▶ _PROBLEM_
Transcribe the listing word for word.

▶ _EXERCISE MATERIALS_
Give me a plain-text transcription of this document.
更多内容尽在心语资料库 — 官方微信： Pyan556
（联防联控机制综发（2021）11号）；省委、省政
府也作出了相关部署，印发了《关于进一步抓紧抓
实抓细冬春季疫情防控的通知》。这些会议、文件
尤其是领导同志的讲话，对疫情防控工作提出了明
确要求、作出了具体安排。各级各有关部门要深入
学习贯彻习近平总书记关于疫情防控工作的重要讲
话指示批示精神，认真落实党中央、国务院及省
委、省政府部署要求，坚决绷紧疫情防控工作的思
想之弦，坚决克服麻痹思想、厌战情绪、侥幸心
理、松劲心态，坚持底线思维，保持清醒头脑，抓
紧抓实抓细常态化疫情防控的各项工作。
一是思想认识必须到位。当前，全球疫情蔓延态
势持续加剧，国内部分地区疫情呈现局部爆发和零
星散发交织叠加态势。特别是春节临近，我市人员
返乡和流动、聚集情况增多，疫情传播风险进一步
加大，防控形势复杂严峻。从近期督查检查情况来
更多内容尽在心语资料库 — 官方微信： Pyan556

▶ _REPLY TO THE EXERCISE_
Give me a plain-text transcription of this document.
更多内容尽在心语资料库 — 官方微信： Pyan556
（联防联控机制综发（2021）11号）；省委、省政
府也作出了相关部署，印发了《关于进一步抓紧抓
实抓细冬春季疫情防控的通知》。这些会议、文件
尤其是领导同志的讲话，对疫情防控工作提出了明
确要求、作出了具体安排。各级各有关部门要深入
学习贯彻习近平总书记关于疫情防控工作的重要讲
话指示批示精神，认真落实党中央、国务院及省
委、省政府部署要求，坚决绷紧疫情防控工作的思
想之弦，坚决克服麻痹思想、厌战情绪、侥幸心
理、松劲心态，坚持底线思维，保持清醒头脑，抓
紧抓实抓细常态化疫情防控的各项工作。
一是思想认识必须到位。当前，全球疫情蔓延态
势持续加剧，国内部分地区疫情呈现局部爆发和零
星散发交织叠加态势。特别是春节临近，我市人员
返乡和流动、聚集情况增多，疫情传播风险进一步
加大，防控形势复杂严峻。从近期督查检查情况来
更多内容尽在心语资料库 — 官方微信： Pyan556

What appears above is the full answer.